■ **Figure content listings**
• • • • • • •
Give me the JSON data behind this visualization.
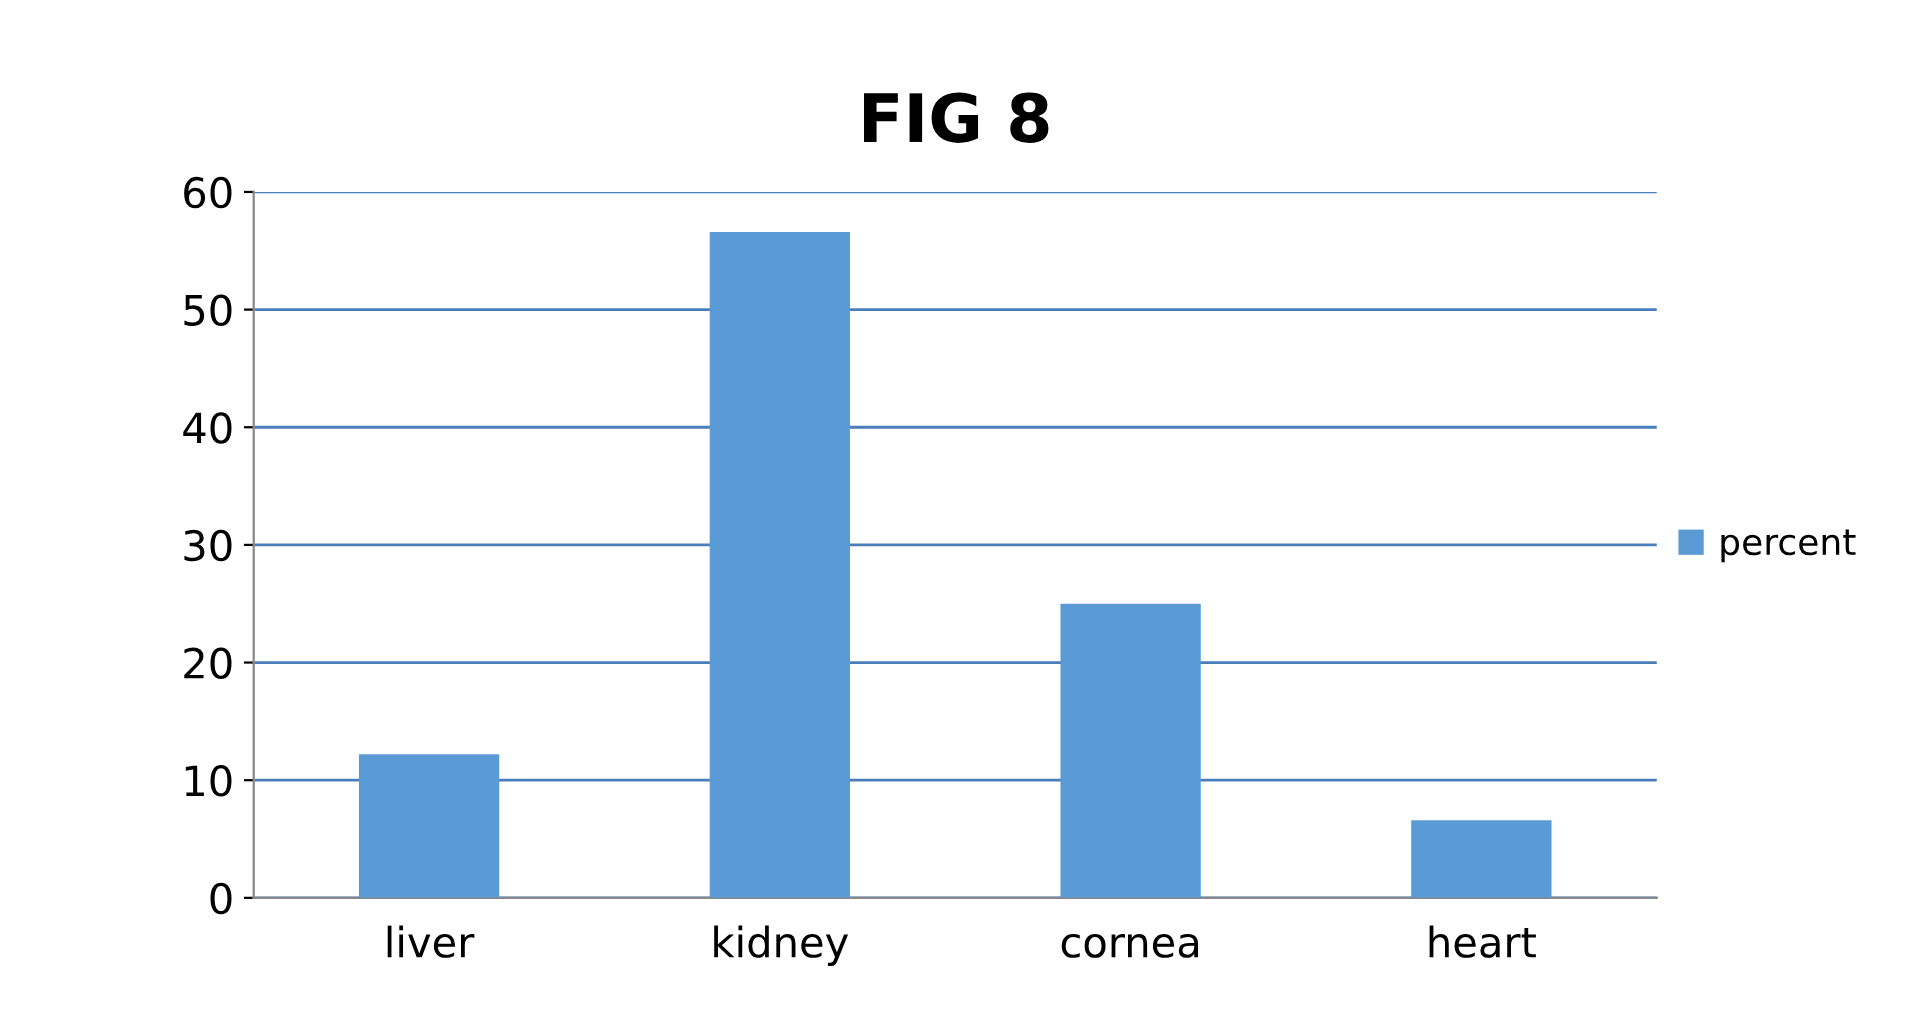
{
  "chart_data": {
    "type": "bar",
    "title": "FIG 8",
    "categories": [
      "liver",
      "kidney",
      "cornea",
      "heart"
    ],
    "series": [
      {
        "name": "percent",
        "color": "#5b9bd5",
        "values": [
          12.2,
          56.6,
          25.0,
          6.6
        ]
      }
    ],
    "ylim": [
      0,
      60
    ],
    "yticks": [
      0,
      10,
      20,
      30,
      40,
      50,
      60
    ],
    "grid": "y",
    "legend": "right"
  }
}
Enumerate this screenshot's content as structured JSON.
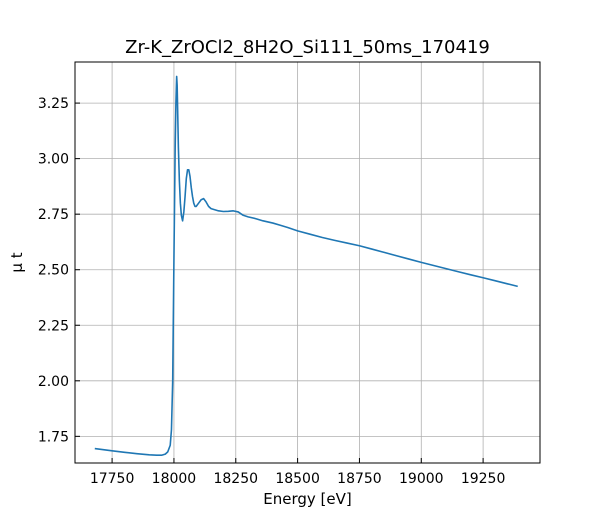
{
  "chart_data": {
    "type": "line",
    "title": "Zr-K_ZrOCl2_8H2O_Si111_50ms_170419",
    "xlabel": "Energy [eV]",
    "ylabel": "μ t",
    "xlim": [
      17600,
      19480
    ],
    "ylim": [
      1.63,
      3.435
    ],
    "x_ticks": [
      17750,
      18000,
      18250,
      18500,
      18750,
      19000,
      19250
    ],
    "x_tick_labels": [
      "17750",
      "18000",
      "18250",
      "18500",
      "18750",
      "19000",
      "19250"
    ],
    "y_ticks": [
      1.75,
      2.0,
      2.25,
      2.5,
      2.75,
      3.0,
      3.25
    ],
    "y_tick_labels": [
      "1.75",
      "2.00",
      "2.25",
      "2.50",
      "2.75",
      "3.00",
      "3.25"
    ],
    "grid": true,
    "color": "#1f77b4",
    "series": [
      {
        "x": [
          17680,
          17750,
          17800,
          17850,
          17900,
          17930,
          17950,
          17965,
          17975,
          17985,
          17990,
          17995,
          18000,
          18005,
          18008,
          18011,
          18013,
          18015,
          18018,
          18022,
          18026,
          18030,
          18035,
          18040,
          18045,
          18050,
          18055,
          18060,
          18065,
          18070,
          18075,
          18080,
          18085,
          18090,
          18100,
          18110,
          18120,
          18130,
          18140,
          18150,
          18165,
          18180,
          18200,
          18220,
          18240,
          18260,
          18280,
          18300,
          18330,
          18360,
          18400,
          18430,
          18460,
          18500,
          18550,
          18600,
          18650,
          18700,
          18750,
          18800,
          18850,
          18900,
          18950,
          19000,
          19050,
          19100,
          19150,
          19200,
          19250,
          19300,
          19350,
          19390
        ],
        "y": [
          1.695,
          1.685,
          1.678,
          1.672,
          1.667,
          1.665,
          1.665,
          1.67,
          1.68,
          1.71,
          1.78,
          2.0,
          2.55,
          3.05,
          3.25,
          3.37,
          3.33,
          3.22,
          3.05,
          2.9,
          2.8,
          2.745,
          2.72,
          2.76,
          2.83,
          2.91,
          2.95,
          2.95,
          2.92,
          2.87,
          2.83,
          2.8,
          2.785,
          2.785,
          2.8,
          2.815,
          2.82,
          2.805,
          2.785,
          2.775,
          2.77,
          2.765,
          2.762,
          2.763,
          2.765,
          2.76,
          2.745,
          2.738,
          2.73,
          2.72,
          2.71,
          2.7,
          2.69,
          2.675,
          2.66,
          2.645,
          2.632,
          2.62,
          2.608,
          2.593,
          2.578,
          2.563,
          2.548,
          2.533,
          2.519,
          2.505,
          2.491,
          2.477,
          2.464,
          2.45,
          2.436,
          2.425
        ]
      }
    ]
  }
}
• • • • • • •
■ **The request**
Extract all lines containing the word "JSON".

■ **Answer to this exercise**
Give me the JSON data behind this visualization.
Enumerate this screenshot's content as structured JSON.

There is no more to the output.